■ GIVEN PASSAGE
◇ ◇ ◇ ◇

On Wed, 12 Sep 2007, Henning Thielemann wrote:

> Before digging into my particular problem, I have a general question. 
> pvs-system-guide.pdf, section "2.2 Parsing and Typechecking" states that TCCs 
> must be proved before theorems in a theory. If so, why am I allowed to use 
> lemmas of a theory in proofs of a TCC? In contrast to that, if I prove a 
> lemma and try to use a lemma which is defined later in the same PVS file, the 
> interactive PVS prover considers the later lemma as non-existent. As a side 
> note: I would also like to use lemmas of a theory in proofs of TCCs of the 
> same theory. If the order is like those of "Proof Status", that is
>  lemmaA_TCC1
>  lemmaA
>  lemmaB_TCC1
>  lemmaB_TCC2
>  lemmaB
> would there be any chance of a circular reasoning?
>
> Now the particular problem: I'm working on a theory of multi-sets, which I 
> have designed analogously to Prelude's "sets" and "finite_sets" theories. 
> (I'm afraid, I'm duplicating work, however it is a nice exercise to get 
> started with PVS.) I have the functions 'remove', which removes one element 
> from a multiset, and 'remove_all', which removes all instances of an element 
> from a multiset. Now I have the judgements
>
>  x: VAR T
>
>  A: VAR finite_multiset
>
>  finite_remove: JUDGEMENT remove(x, A) HAS_TYPE finite_multiset
>
>  finite_remove_all: JUDGEMENT remove_all(x, A) HAS_TYPE finite_multiset
>
> The proofs of the statements are practically identical, because both 'remove' 
> and 'remove_all' generate subsets of A. However the proof of 'finite_remove' 
> is considered complete, whereas the one of 'finite_remove_all' is considered 
> incomplete, due to an circularity with the definition of 'finite_multiset'. I 
> compared the proof and definition chains of 'finite_remove' and 
> 'finite_remove_all' and I found no differences with respect to the objects of 
> the same module. I reduced the proof of 'finite_remove_all' in order to see, 
> which lemma invokation causes the circularity. I ended up with a simple 
> (POSTPONE) and the proof is still considered circular (although now 
> UNPROVED). How can I find out more about the circularity?

It becomes even more crazy. I have a function 'rest_all' which removes all 
instances of an arbitrary element of the multiset (namely the one selected 
by 'choose'). This is defined in terms of 'remove_all'. I want to proof:

   finite_rest_all: JUDGEMENT rest_all(A) HAS_TYPE finite_multiset

The proof script is:
   ("" (SKOSIMP) (EXPAND "rest_all") (PROPAX))

That is, 'rest_all' is expanded to 'remove_all' and then the judgement on 
'remove_all' is applied automatically. The proof is considered circular 
with respect to the definition of finite_multiset. This seems to be 
reasonable, since the proof implicitly relies on the one of 
finite_remove_all, which is considered circular by PVS.
  Now, I make the proof a bit more complicated:

  (""
    (SKOSIMP)
    (CASE "is_finite(intersection(rest_all(A!1),A!1))")
    (("1" (EXPAND "rest_all" +) (PROPAX)) ("2" (JUDGEMENT-TCC))))

That is, I introduce a provable statement, which I do not need. The main 
step of the proof is still expanding 'rest_all'. However the proof is now 
considered 'complete'. I'm lost.

◇ ◇ ◇ ◇

■ INFORMATION SUPPLIED
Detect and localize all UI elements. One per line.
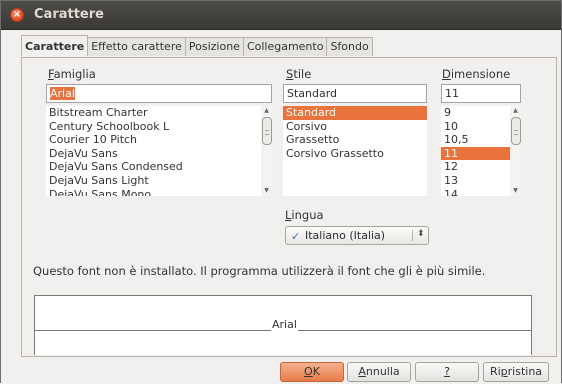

◇ ◇ ◇ ◇

■ WHAT NEEDS TO BE DONE
In the given passage, what does the function 'remove_all' do?

■ TASK RESPONSE
It removes all instances of an element from a multiset.